# Start of Records to process

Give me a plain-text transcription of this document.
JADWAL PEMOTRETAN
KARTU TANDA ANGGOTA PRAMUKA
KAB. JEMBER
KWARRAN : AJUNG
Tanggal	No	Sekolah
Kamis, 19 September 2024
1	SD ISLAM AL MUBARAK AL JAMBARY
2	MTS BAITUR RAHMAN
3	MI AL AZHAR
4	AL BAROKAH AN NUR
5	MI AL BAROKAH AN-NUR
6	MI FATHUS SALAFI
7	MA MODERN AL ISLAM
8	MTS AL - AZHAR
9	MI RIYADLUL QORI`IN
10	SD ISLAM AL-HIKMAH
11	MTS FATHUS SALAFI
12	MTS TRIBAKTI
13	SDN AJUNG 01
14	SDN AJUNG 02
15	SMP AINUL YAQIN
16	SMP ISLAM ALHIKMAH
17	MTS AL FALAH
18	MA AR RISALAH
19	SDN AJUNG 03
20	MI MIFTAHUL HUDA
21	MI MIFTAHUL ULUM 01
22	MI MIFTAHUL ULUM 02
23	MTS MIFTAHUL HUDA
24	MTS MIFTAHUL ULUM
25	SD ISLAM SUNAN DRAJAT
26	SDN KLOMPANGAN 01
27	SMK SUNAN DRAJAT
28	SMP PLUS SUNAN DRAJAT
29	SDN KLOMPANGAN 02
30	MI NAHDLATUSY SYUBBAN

# End of Records to process

Short task »
Search the records for the word "AJUNG". Copy every line that has it.

Expected output »
KWARRAN : AJUNG
13	SDN AJUNG 01
14	SDN AJUNG 02
19	SDN AJUNG 03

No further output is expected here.